* **WORK REQUIRED**
Collect all lines from the listing that include the string "this".

* **PROVIDED INFORMATION**
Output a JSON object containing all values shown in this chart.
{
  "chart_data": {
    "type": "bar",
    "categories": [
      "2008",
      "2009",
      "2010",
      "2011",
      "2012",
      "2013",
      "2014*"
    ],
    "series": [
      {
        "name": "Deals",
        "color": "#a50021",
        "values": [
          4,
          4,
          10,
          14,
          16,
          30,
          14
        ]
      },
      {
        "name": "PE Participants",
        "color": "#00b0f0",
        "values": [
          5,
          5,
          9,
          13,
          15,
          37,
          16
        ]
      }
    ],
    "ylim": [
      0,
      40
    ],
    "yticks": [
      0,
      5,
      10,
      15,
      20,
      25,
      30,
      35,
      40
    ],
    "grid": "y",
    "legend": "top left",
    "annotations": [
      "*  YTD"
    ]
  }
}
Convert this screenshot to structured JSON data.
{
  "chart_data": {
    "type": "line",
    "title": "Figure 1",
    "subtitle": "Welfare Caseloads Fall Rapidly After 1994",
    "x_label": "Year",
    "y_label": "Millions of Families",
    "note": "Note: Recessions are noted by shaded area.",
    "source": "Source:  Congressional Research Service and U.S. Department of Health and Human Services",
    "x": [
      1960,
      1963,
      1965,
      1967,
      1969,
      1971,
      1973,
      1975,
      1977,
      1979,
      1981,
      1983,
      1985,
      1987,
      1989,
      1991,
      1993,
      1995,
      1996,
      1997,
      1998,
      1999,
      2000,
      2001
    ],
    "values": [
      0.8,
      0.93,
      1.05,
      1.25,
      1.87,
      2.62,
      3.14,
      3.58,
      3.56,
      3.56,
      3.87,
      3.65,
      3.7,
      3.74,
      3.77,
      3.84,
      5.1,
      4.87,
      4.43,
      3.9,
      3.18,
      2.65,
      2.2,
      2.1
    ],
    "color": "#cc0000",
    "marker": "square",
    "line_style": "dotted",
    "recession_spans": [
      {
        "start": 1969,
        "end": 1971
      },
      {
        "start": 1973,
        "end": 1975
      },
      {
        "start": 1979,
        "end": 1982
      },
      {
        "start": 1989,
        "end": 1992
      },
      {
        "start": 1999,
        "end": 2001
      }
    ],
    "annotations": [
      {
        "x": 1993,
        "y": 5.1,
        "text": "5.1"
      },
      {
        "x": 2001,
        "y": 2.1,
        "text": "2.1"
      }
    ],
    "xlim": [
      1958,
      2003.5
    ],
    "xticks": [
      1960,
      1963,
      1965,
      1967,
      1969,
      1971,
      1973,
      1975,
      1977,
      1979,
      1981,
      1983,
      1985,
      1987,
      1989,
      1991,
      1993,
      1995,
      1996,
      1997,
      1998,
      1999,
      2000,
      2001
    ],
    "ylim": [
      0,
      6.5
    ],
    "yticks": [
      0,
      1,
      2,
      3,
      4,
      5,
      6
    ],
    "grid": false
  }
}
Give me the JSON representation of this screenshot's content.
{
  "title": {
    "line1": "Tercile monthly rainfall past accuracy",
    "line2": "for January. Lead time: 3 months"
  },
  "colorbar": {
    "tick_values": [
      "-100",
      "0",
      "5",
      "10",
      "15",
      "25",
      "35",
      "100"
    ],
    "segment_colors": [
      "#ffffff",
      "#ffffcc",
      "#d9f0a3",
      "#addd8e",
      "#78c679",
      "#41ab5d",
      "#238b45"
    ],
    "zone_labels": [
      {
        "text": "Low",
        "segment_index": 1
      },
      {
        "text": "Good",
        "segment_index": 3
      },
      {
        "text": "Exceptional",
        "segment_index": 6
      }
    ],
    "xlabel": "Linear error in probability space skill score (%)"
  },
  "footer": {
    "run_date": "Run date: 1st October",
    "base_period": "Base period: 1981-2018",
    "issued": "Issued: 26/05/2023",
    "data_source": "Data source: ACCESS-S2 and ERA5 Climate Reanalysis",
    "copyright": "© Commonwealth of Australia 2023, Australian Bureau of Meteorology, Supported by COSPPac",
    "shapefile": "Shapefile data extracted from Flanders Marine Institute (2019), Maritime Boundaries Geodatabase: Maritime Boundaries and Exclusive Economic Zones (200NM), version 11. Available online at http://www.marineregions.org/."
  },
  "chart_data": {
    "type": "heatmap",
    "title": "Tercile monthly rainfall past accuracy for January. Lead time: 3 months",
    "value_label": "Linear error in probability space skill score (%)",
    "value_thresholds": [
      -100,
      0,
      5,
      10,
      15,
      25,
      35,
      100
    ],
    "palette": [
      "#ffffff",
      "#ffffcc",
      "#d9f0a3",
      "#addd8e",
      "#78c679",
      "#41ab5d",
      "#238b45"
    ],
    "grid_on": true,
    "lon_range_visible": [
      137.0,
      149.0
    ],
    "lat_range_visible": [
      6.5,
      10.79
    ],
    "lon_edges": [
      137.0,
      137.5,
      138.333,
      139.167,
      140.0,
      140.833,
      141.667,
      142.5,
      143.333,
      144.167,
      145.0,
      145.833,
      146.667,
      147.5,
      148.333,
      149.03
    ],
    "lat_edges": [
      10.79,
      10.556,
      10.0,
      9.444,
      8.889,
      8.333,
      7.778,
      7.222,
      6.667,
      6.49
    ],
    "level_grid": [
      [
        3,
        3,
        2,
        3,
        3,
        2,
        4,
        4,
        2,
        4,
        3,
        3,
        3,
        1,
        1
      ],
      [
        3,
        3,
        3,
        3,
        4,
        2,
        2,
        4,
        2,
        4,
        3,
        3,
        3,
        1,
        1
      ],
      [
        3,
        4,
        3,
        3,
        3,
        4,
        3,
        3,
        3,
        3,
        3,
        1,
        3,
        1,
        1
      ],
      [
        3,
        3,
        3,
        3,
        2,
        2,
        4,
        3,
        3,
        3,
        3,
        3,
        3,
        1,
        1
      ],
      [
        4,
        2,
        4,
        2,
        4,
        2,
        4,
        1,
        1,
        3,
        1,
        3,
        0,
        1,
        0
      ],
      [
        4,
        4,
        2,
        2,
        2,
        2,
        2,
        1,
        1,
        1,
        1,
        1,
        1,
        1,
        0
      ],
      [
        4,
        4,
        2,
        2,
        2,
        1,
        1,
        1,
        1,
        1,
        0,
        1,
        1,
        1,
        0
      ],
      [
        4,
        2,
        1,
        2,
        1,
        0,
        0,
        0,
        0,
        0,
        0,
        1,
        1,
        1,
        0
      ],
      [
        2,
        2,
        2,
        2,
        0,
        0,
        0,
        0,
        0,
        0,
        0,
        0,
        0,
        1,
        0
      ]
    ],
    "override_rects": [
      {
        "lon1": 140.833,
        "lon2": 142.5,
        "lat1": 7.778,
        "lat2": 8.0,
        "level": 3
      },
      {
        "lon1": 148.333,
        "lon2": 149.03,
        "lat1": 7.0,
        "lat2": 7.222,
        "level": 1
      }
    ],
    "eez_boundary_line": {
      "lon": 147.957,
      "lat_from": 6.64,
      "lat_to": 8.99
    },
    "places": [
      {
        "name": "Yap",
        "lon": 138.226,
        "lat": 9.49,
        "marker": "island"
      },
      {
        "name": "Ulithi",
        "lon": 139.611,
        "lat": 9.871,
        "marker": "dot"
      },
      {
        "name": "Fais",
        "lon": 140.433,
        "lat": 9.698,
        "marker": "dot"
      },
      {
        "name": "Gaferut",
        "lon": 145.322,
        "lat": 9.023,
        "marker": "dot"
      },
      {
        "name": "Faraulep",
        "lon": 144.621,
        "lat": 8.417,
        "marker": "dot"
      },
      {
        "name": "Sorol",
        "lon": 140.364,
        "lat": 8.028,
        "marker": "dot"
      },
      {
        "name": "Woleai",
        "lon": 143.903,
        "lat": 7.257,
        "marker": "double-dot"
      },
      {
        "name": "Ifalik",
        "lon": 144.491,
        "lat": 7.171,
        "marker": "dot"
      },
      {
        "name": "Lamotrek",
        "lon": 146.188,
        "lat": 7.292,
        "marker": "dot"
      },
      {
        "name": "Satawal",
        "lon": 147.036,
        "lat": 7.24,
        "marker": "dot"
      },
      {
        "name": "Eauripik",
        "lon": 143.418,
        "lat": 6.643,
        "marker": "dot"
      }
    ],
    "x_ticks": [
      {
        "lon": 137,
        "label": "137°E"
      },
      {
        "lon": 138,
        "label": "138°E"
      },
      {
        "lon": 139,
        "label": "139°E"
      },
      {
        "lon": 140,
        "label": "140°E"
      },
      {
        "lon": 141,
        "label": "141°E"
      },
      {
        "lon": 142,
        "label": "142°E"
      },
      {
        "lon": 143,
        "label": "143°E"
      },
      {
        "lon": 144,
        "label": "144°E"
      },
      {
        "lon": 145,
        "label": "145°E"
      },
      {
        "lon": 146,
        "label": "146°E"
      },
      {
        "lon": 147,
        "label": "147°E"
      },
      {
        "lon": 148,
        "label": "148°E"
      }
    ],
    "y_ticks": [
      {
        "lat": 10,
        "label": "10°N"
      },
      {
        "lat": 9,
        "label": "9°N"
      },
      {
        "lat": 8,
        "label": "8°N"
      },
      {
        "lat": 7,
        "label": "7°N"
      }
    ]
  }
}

* **RESULT**
Output a JSON object containing all values shown in this chart.
Convert this screenshot to structured JSON data.
Give me the JSON representation of this screenshot's content.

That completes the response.